→ Set problem
Each entry below must be repeated exactly, with pictures left out.

→ Dataset records
* start *
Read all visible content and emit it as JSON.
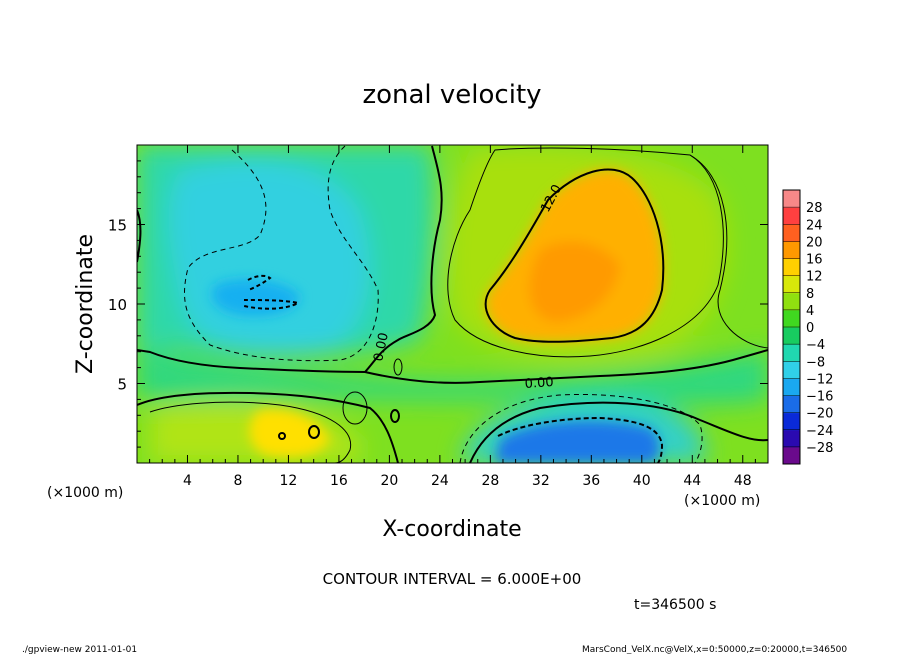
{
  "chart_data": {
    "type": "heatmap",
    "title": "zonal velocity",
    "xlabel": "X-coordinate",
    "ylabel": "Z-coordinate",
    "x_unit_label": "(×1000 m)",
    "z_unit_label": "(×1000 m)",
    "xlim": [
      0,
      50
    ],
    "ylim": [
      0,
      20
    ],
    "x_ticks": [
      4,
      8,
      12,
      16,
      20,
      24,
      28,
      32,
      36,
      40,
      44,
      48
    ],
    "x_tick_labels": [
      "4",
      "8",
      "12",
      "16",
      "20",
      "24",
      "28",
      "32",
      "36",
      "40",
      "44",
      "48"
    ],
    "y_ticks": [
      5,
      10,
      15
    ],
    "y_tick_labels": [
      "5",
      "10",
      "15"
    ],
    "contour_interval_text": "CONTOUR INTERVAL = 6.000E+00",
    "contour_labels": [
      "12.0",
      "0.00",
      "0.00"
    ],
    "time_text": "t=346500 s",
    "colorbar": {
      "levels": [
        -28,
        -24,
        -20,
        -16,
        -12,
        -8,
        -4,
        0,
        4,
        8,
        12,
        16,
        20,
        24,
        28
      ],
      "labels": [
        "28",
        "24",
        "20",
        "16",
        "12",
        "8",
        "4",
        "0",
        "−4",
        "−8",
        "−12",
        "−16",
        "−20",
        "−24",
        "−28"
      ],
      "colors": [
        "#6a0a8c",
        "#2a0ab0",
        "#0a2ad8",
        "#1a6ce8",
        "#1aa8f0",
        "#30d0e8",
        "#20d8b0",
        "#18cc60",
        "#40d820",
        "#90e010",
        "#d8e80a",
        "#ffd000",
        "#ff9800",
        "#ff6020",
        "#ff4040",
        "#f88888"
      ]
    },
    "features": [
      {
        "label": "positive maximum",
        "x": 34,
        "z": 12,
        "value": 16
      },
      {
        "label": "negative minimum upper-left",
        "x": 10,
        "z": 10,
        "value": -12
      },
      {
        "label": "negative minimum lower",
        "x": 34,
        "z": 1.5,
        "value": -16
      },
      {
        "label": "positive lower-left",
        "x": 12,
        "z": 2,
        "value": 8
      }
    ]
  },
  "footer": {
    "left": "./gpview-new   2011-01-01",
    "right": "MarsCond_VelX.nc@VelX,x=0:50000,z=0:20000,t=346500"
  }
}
* end *
→ Task answer
Read all visible content and emit it as JSON.
{
  "chart_data": {
    "type": "heatmap",
    "title": "zonal velocity",
    "xlabel": "X-coordinate",
    "ylabel": "Z-coordinate",
    "x_unit_label": "(×1000 m)",
    "z_unit_label": "(×1000 m)",
    "xlim": [
      0,
      50
    ],
    "ylim": [
      0,
      20
    ],
    "x_ticks": [
      4,
      8,
      12,
      16,
      20,
      24,
      28,
      32,
      36,
      40,
      44,
      48
    ],
    "x_tick_labels": [
      "4",
      "8",
      "12",
      "16",
      "20",
      "24",
      "28",
      "32",
      "36",
      "40",
      "44",
      "48"
    ],
    "y_ticks": [
      5,
      10,
      15
    ],
    "y_tick_labels": [
      "5",
      "10",
      "15"
    ],
    "contour_interval_text": "CONTOUR INTERVAL = 6.000E+00",
    "contour_labels": [
      "12.0",
      "0.00",
      "0.00"
    ],
    "time_text": "t=346500 s",
    "colorbar": {
      "levels": [
        -28,
        -24,
        -20,
        -16,
        -12,
        -8,
        -4,
        0,
        4,
        8,
        12,
        16,
        20,
        24,
        28
      ],
      "labels": [
        "28",
        "24",
        "20",
        "16",
        "12",
        "8",
        "4",
        "0",
        "−4",
        "−8",
        "−12",
        "−16",
        "−20",
        "−24",
        "−28"
      ],
      "colors": [
        "#6a0a8c",
        "#2a0ab0",
        "#0a2ad8",
        "#1a6ce8",
        "#1aa8f0",
        "#30d0e8",
        "#20d8b0",
        "#18cc60",
        "#40d820",
        "#90e010",
        "#d8e80a",
        "#ffd000",
        "#ff9800",
        "#ff6020",
        "#ff4040",
        "#f88888"
      ]
    },
    "features": [
      {
        "label": "positive maximum",
        "x": 34,
        "z": 12,
        "value": 16
      },
      {
        "label": "negative minimum upper-left",
        "x": 10,
        "z": 10,
        "value": -12
      },
      {
        "label": "negative minimum lower",
        "x": 34,
        "z": 1.5,
        "value": -16
      },
      {
        "label": "positive lower-left",
        "x": 12,
        "z": 2,
        "value": 8
      }
    ]
  },
  "footer": {
    "left": "./gpview-new   2011-01-01",
    "right": "MarsCond_VelX.nc@VelX,x=0:50000,z=0:20000,t=346500"
  }
}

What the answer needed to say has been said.